BRIEF -
Using the passage on counterfactual explanations below, explain in one to three sentences why it is useful to generate several different counterfactuals for the same factual instance.

SELECTED PASSAGE -
** Begin **

Counterfactuals have a long standing history within philosophy (Lewis, 1974; Ruben, 1990), as well as within the causal modelling community (Pearl, 2009). Furthermore, they have found many applications into XAI, where they have gained significant traction in recent years, partly because there is evidence suggesting that non-technical audience feels more comfortable interpreting such explanations over alternatives, such as propositional rules (Binns et al., 2018). Moreover, counterfactuals inherently convey a notion of “closeness” to the actual world, in the sense that they allow for detecting a set of minimal changes that can alter a model’s decision. In the context of XAI, computing a counterfactual instance corresponds to finding a solution to the following problem:

$$\begin{aligned}&\arg \min _{x'} d(x,x') \nonumber \\&s.t. ~f(x')=k \end{aligned}$$
(1)

where \(f(\cdot )\) is a classifier, \(d(\cdot ,\cdot )\) is a distance function, x is the factual instance, and k is the category we would like the counterfactual instance, \(x'\), to be classified into.

One of the most influential approaches to solving this problem, was presented in the seminal work of Wachter et al. (2017), which is based on Lagrange multipliers, assuming the classifier is differentiable. Building on top of the results in Wachter et al. (2017), Russell (2019) proposed a modified framework, based on mixed integer programming (MIP), to generate counterfactuals for linear models. As the author notes, this approach resolves some technical issues of Wachter et al. (2017), while it also provides a principled way for generating diverse counterfactuals, since utilizing only a single counterfactual can be overly restrictive, impeding a better model understanding. In this context, diversity refers to generating multiple different counterfactual instances for the same factual instance, by forcing the resulting counterfactual to respect various constraints. This is equivalent to incorporating additional constraints in (1), on top of \(f(x')=k\). For example, a feature, \(x_i\), could be forced to lie within a certain range, which corresponds to adding the constraint \(\alpha \le x_i \le \beta\). This is important for many applications, since it allows for inspecting a model from multiple angles, which can facilitate uncovering biased or otherwise undesired behaviour.

** End **

EXCERPTED RECORDS -
** Begin **

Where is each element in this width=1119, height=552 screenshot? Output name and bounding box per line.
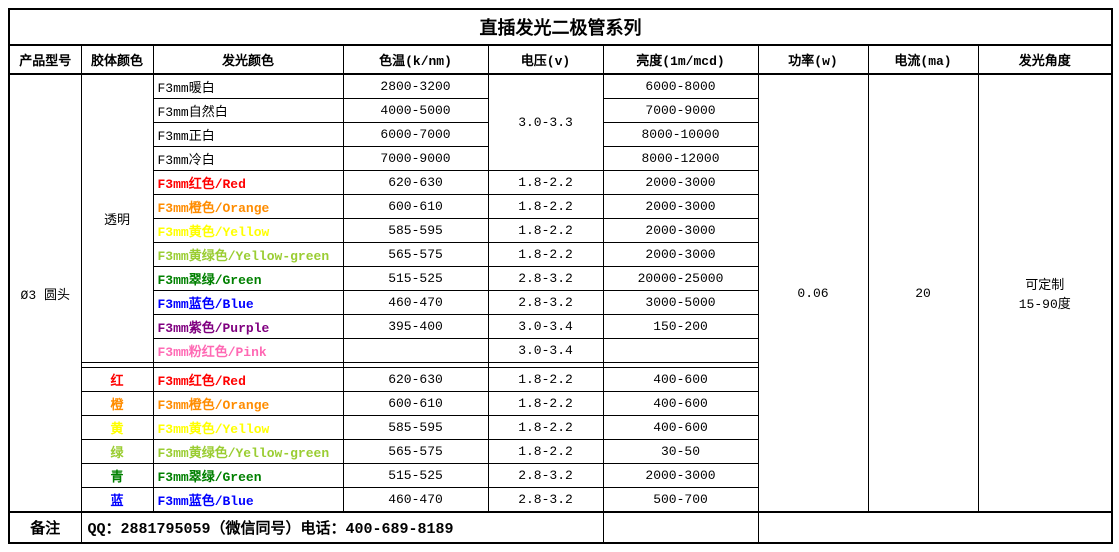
emit-color-cell: F3mm冷白 xyxy=(153,147,343,171)
colortemp-cell: 395-400 xyxy=(343,315,488,339)
emit-color-cell: F3mm红色/Red xyxy=(153,368,343,392)
col-header: 胶体颜色 xyxy=(81,45,153,74)
lens-cell: 橙 xyxy=(81,392,153,416)
brightness-cell: 20000-25000 xyxy=(603,267,758,291)
voltage-cell: 3.0-3.4 xyxy=(488,315,603,339)
model-cell: Ø3 圆头 xyxy=(9,74,81,512)
voltage-cell: 2.8-3.2 xyxy=(488,488,603,513)
col-header: 发光角度 xyxy=(978,45,1112,74)
colortemp-cell: 565-575 xyxy=(343,440,488,464)
voltage-cell: 2.8-3.2 xyxy=(488,464,603,488)
voltage-cell: 2.8-3.2 xyxy=(488,291,603,315)
col-header: 色温(k/nm) xyxy=(343,45,488,74)
col-header: 产品型号 xyxy=(9,45,81,74)
brightness-cell: 2000-3000 xyxy=(603,464,758,488)
emit-color-cell: F3mm蓝色/Blue xyxy=(153,291,343,315)
table-title: 直插发光二极管系列 xyxy=(9,9,1112,45)
col-header: 亮度(1m/mcd) xyxy=(603,45,758,74)
colortemp-cell: 620-630 xyxy=(343,368,488,392)
voltage-cell: 1.8-2.2 xyxy=(488,392,603,416)
emit-color-cell: F3mm翠绿/Green xyxy=(153,464,343,488)
voltage-cell: 2.8-3.2 xyxy=(488,267,603,291)
colortemp-cell: 2800-3200 xyxy=(343,74,488,99)
lens-cell: 红 xyxy=(81,368,153,392)
lens-cell: 透明 xyxy=(81,74,153,363)
colortemp-cell: 460-470 xyxy=(343,488,488,513)
brightness-cell: 400-600 xyxy=(603,416,758,440)
brightness-cell: 7000-9000 xyxy=(603,99,758,123)
col-header: 电压(v) xyxy=(488,45,603,74)
emit-color-cell: F3mm暖白 xyxy=(153,74,343,99)
voltage-cell: 1.8-2.2 xyxy=(488,416,603,440)
voltage-cell: 1.8-2.2 xyxy=(488,243,603,267)
voltage-cell: 3.0-3.4 xyxy=(488,339,603,363)
lens-cell: 黄 xyxy=(81,416,153,440)
colortemp-cell: 620-630 xyxy=(343,171,488,195)
emit-color-cell: F3mm黄绿色/Yellow-green xyxy=(153,243,343,267)
remark-blank xyxy=(603,512,758,543)
emit-color-cell: F3mm黄色/Yellow xyxy=(153,416,343,440)
emit-color-cell: F3mm翠绿/Green xyxy=(153,267,343,291)
brightness-cell: 6000-8000 xyxy=(603,74,758,99)
lens-cell: 绿 xyxy=(81,440,153,464)
colortemp-cell: 6000-7000 xyxy=(343,123,488,147)
voltage-cell: 1.8-2.2 xyxy=(488,440,603,464)
voltage-cell: 1.8-2.2 xyxy=(488,368,603,392)
current-cell: 20 xyxy=(868,74,978,512)
colortemp-cell: 585-595 xyxy=(343,219,488,243)
col-header: 电流(ma) xyxy=(868,45,978,74)
colortemp-cell xyxy=(343,339,488,363)
emit-color-cell: F3mm正白 xyxy=(153,123,343,147)
led-spec-table: 直插发光二极管系列产品型号胶体颜色发光颜色色温(k/nm)电压(v)亮度(1m/… xyxy=(8,8,1113,544)
emit-color-cell: F3mm红色/Red xyxy=(153,171,343,195)
emit-color-cell: F3mm橙色/Orange xyxy=(153,195,343,219)
voltage-cell: 1.8-2.2 xyxy=(488,219,603,243)
emit-color-cell: F3mm粉红色/Pink xyxy=(153,339,343,363)
remark-text: QQ：2881795059（微信同号）电话：400-689-8189 xyxy=(81,512,603,543)
brightness-cell: 2000-3000 xyxy=(603,219,758,243)
brightness-cell: 400-600 xyxy=(603,392,758,416)
remark-blank2 xyxy=(758,512,1112,543)
emit-color-cell: F3mm紫色/Purple xyxy=(153,315,343,339)
emit-color-cell: F3mm黄绿色/Yellow-green xyxy=(153,440,343,464)
emit-color-cell: F3mm黄色/Yellow xyxy=(153,219,343,243)
emit-color-cell: F3mm橙色/Orange xyxy=(153,392,343,416)
emit-color-cell: F3mm自然白 xyxy=(153,99,343,123)
col-header: 功率(w) xyxy=(758,45,868,74)
colortemp-cell: 515-525 xyxy=(343,267,488,291)
colortemp-cell: 585-595 xyxy=(343,416,488,440)
brightness-cell: 3000-5000 xyxy=(603,291,758,315)
brightness-cell: 2000-3000 xyxy=(603,195,758,219)
brightness-cell: 30-50 xyxy=(603,440,758,464)
brightness-cell xyxy=(603,339,758,363)
brightness-cell: 150-200 xyxy=(603,315,758,339)
colortemp-cell: 460-470 xyxy=(343,291,488,315)
lens-cell: 蓝 xyxy=(81,488,153,513)
brightness-cell: 2000-3000 xyxy=(603,243,758,267)
col-header: 发光颜色 xyxy=(153,45,343,74)
voltage-cell: 1.8-2.2 xyxy=(488,195,603,219)
brightness-cell: 400-600 xyxy=(603,368,758,392)
voltage-cell: 1.8-2.2 xyxy=(488,171,603,195)
lens-cell: 青 xyxy=(81,464,153,488)
colortemp-cell: 7000-9000 xyxy=(343,147,488,171)
brightness-cell: 8000-10000 xyxy=(603,123,758,147)
colortemp-cell: 600-610 xyxy=(343,392,488,416)
brightness-cell: 8000-12000 xyxy=(603,147,758,171)
colortemp-cell: 600-610 xyxy=(343,195,488,219)
remark-label: 备注 xyxy=(9,512,81,543)
colortemp-cell: 4000-5000 xyxy=(343,99,488,123)
power-cell: 0.06 xyxy=(758,74,868,512)
brightness-cell: 2000-3000 xyxy=(603,171,758,195)
colortemp-cell: 515-525 xyxy=(343,464,488,488)
brightness-cell: 500-700 xyxy=(603,488,758,513)
emit-color-cell: F3mm蓝色/Blue xyxy=(153,488,343,513)
angle-cell: 可定制15-90度 xyxy=(978,74,1112,512)
voltage-cell: 3.0-3.3 xyxy=(488,74,603,171)
colortemp-cell: 565-575 xyxy=(343,243,488,267)
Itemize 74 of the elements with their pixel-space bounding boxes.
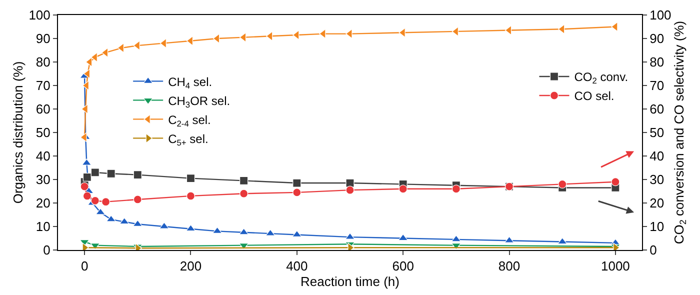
point <box>96 208 106 215</box>
point <box>82 192 92 200</box>
x-tick-label: 0 <box>80 258 88 274</box>
legend-label: CO sel. <box>574 89 614 104</box>
legend-label: CH$_{4}$ sel. <box>168 74 212 90</box>
x-tick-label: 1000 <box>600 258 630 274</box>
y2-tick-label: 80 <box>650 54 664 70</box>
point <box>240 189 248 198</box>
point <box>80 182 89 191</box>
y-tick-label: 40 <box>36 148 50 164</box>
y-tick-label: 50 <box>36 125 50 140</box>
point <box>186 192 196 200</box>
point <box>346 186 354 194</box>
point <box>611 178 620 186</box>
point <box>133 40 140 50</box>
point <box>86 57 92 67</box>
x-tick-label: 800 <box>498 258 520 274</box>
point <box>90 196 100 205</box>
point <box>83 68 90 79</box>
point <box>212 34 220 44</box>
point <box>398 234 408 241</box>
legend-label: CO$_{2}$ conv. <box>574 70 628 86</box>
point <box>186 174 196 183</box>
point <box>452 26 458 36</box>
y-tick-label: 30 <box>36 172 50 188</box>
point <box>101 198 110 206</box>
legend-label: CH$_{3}$OR sel. <box>168 94 230 110</box>
x-axis-title: Reaction time (h) <box>300 274 400 290</box>
x-tick-label: 600 <box>392 258 414 274</box>
legend-label: C$_{2-4}$ sel. <box>168 112 211 128</box>
point <box>81 104 88 114</box>
point <box>292 30 300 40</box>
point <box>504 25 512 36</box>
point <box>186 36 194 46</box>
y2-tick-label: 50 <box>650 125 664 140</box>
y-tick-label: 100 <box>28 8 50 23</box>
point <box>133 170 142 180</box>
y-tick-label: 20 <box>36 196 50 211</box>
x-tick-label: 200 <box>180 258 202 274</box>
point <box>101 48 108 58</box>
point <box>558 180 567 188</box>
y-tick-label: 70 <box>36 78 50 94</box>
y2-tick-label: 30 <box>650 172 664 188</box>
point <box>292 230 302 238</box>
y2-tick-label: 0 <box>650 242 657 258</box>
y-tick-label: 0 <box>43 242 50 258</box>
point <box>240 176 248 185</box>
y-axis-title: Organics distribution (%) <box>10 61 26 204</box>
point <box>133 195 142 204</box>
y2-tick-label: 90 <box>650 31 664 46</box>
point <box>82 172 92 182</box>
y-tick-label: 10 <box>36 219 50 234</box>
point <box>346 178 354 188</box>
y2-tick-label: 100 <box>650 8 672 23</box>
x-tick-label: 400 <box>286 258 308 274</box>
legend-label: C$_{5+}$ sel. <box>168 132 208 148</box>
point <box>345 232 355 240</box>
y2-tick-label: 70 <box>650 78 664 94</box>
point <box>117 42 124 53</box>
point <box>292 188 302 197</box>
y-tick-label: 90 <box>36 31 50 46</box>
y-tick-label: 80 <box>36 54 50 70</box>
point <box>82 80 89 90</box>
point <box>398 184 408 194</box>
point <box>557 237 568 244</box>
y2-tick-label: 60 <box>650 102 664 117</box>
point <box>292 178 302 188</box>
y-tick-label: 60 <box>36 102 50 117</box>
y2-tick-label: 40 <box>650 148 664 164</box>
point <box>452 184 460 194</box>
y2-tick-label: 20 <box>650 196 664 211</box>
point <box>90 168 100 177</box>
y2-tick-label: 10 <box>650 219 664 234</box>
point <box>106 169 116 178</box>
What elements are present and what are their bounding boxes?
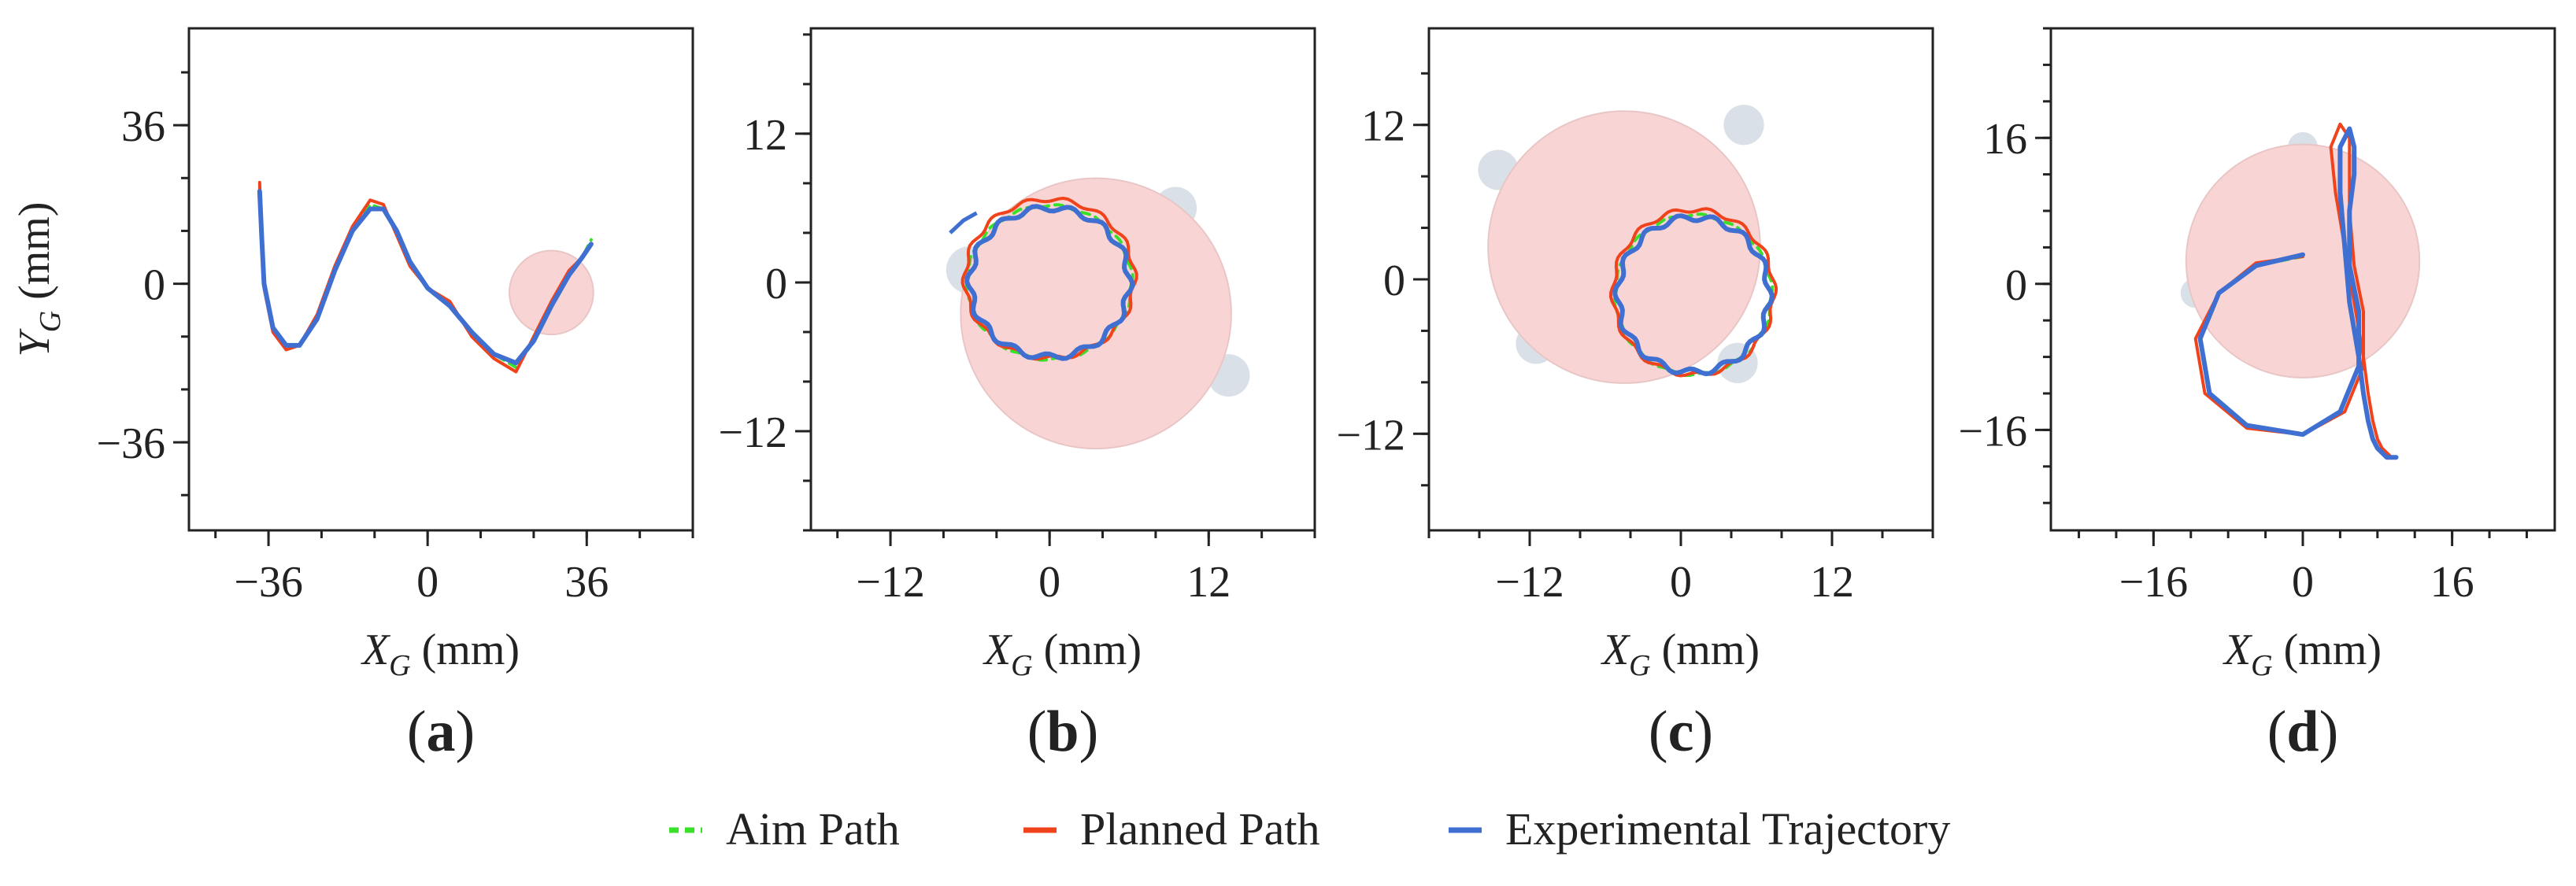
x-tick-label: 12 <box>1810 558 1854 607</box>
series-line-experimental-trajectory <box>964 204 1135 361</box>
y-tick-label: 0 <box>765 260 787 308</box>
y-tick-label: −36 <box>96 419 165 468</box>
y-tick-label: 0 <box>2005 261 2027 310</box>
plot-area <box>257 180 594 374</box>
obstacle-disk <box>1487 110 1761 384</box>
panel-c: −12 0 12 12 0 −12 XG (mm) (c) <box>1336 27 1934 764</box>
plot-frame <box>809 27 1316 532</box>
y-tick-label: −12 <box>718 408 787 457</box>
y-tick-label: 16 <box>1983 115 2027 164</box>
x-tick-label: 16 <box>2430 558 2474 607</box>
x-tick-label: 0 <box>2292 558 2314 607</box>
panel-label: (c) <box>1649 700 1713 764</box>
x-axis-label: XG (mm) <box>983 626 1142 682</box>
x-tick-label: −12 <box>1495 558 1564 607</box>
obstacle-disk <box>960 177 1232 450</box>
plot-frame <box>187 27 694 532</box>
panel-label: (a) <box>407 700 475 764</box>
series-line-experimental-trajectory <box>1612 213 1775 377</box>
panel-b: −12 0 12 12 0 −12 XG (mm) (b) <box>718 27 1316 764</box>
x-tick-label: 0 <box>416 558 439 607</box>
y-axis-label: YG (mm) <box>10 201 67 356</box>
legend-label: Experimental Trajectory <box>1505 803 1950 855</box>
panel-d: −16 0 16 16 0 −16 XG (mm) (d) <box>1958 27 2556 764</box>
x-tick-label: 12 <box>1186 558 1231 607</box>
y-tick-label: −12 <box>1336 411 1405 460</box>
x-tick-label: 36 <box>564 558 609 607</box>
y-tick-label: 36 <box>121 102 165 151</box>
plot-area <box>1478 105 1778 384</box>
shadow-blob <box>1723 105 1764 146</box>
x-tick-label: −12 <box>856 558 925 607</box>
y-tick-label: 0 <box>1383 257 1405 305</box>
y-tick-label: 0 <box>143 261 165 310</box>
y-tick-label: 12 <box>1361 102 1405 151</box>
legend-label: Aim Path <box>726 803 900 855</box>
panel-label: (d) <box>2267 700 2338 764</box>
y-tick-label: −16 <box>1958 407 2027 456</box>
legend-label: Planned Path <box>1080 803 1319 855</box>
y-tick-label: 12 <box>743 111 787 160</box>
legend: Aim Path Planned Path Experimental Traject… <box>669 803 1950 855</box>
x-axis-label: XG (mm) <box>1601 626 1760 682</box>
series-tail <box>949 211 978 234</box>
x-tick-label: 0 <box>1670 558 1692 607</box>
panel-a: −36 0 36 36 0 −36 XG (mm) YG (mm) (a) <box>10 27 694 764</box>
plot-area <box>2180 122 2421 460</box>
plot-area <box>946 177 1250 450</box>
x-axis-label: XG (mm) <box>2223 626 2382 682</box>
panel-label: (b) <box>1027 700 1098 764</box>
series-line-experimental-trajectory <box>257 189 594 366</box>
obstacle-disk <box>2185 143 2421 378</box>
x-tick-label: −36 <box>234 558 303 607</box>
x-tick-label: 0 <box>1038 558 1060 607</box>
x-axis-label: XG (mm) <box>361 626 520 682</box>
series-line-experimental-trajectory <box>2197 126 2399 460</box>
x-tick-label: −16 <box>2119 558 2189 607</box>
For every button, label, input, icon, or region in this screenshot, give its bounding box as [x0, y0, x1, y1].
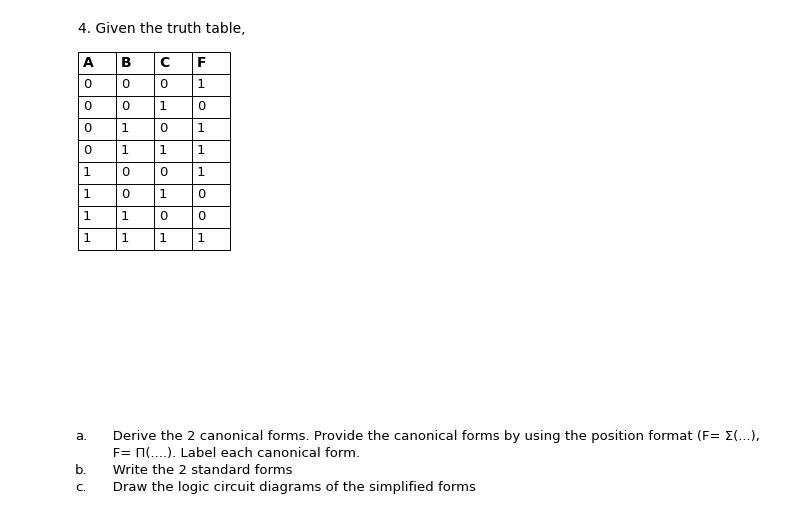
Text: 1: 1: [197, 123, 205, 136]
Text: Draw the logic circuit diagrams of the simplified forms: Draw the logic circuit diagrams of the s…: [100, 481, 476, 494]
Text: b.: b.: [75, 464, 87, 477]
Text: 1: 1: [197, 145, 205, 158]
Text: 0: 0: [83, 79, 91, 92]
Text: 1: 1: [159, 101, 168, 114]
Text: 1: 1: [83, 233, 91, 246]
Text: 1: 1: [121, 123, 129, 136]
Text: 0: 0: [159, 123, 168, 136]
Text: 0: 0: [159, 167, 168, 180]
Text: a.: a.: [75, 430, 87, 443]
Text: 1: 1: [159, 145, 168, 158]
Text: 1: 1: [159, 189, 168, 202]
Text: 1: 1: [159, 233, 168, 246]
Text: Derive the 2 canonical forms. Provide the canonical forms by using the position : Derive the 2 canonical forms. Provide th…: [100, 430, 759, 443]
Text: 0: 0: [197, 211, 205, 224]
Text: 1: 1: [121, 145, 129, 158]
Text: 0: 0: [121, 101, 129, 114]
Text: 0: 0: [159, 211, 168, 224]
Text: 1: 1: [197, 233, 205, 246]
Text: 0: 0: [159, 79, 168, 92]
Text: 0: 0: [121, 79, 129, 92]
Text: Write the 2 standard forms: Write the 2 standard forms: [100, 464, 293, 477]
Text: 1: 1: [83, 167, 91, 180]
Text: 1: 1: [121, 211, 129, 224]
Text: 1: 1: [83, 211, 91, 224]
Bar: [78, 52, 230, 250]
Text: 0: 0: [121, 189, 129, 202]
Text: B: B: [121, 56, 132, 70]
Text: c.: c.: [75, 481, 87, 494]
Text: 1: 1: [83, 189, 91, 202]
Text: 4. Given the truth table,: 4. Given the truth table,: [78, 22, 245, 36]
Text: 0: 0: [197, 189, 205, 202]
Text: 0: 0: [83, 101, 91, 114]
Text: 0: 0: [83, 145, 91, 158]
Text: 0: 0: [197, 101, 205, 114]
Text: F: F: [197, 56, 206, 70]
Text: F= Π(....). Label each canonical form.: F= Π(....). Label each canonical form.: [100, 447, 360, 460]
Text: 1: 1: [121, 233, 129, 246]
Text: C: C: [159, 56, 169, 70]
Text: 1: 1: [197, 167, 205, 180]
Text: A: A: [83, 56, 94, 70]
Text: 0: 0: [83, 123, 91, 136]
Text: 0: 0: [121, 167, 129, 180]
Text: 1: 1: [197, 79, 205, 92]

** End **

TASK SOLUTION -
Relying on a single counterfactual can be overly restrictive and get in the way of a better understanding of the model. Generating several counterfactuals, each meeting different added constraints, lets the model be inspected from multiple angles. That can help uncover biased or otherwise undesired behavior.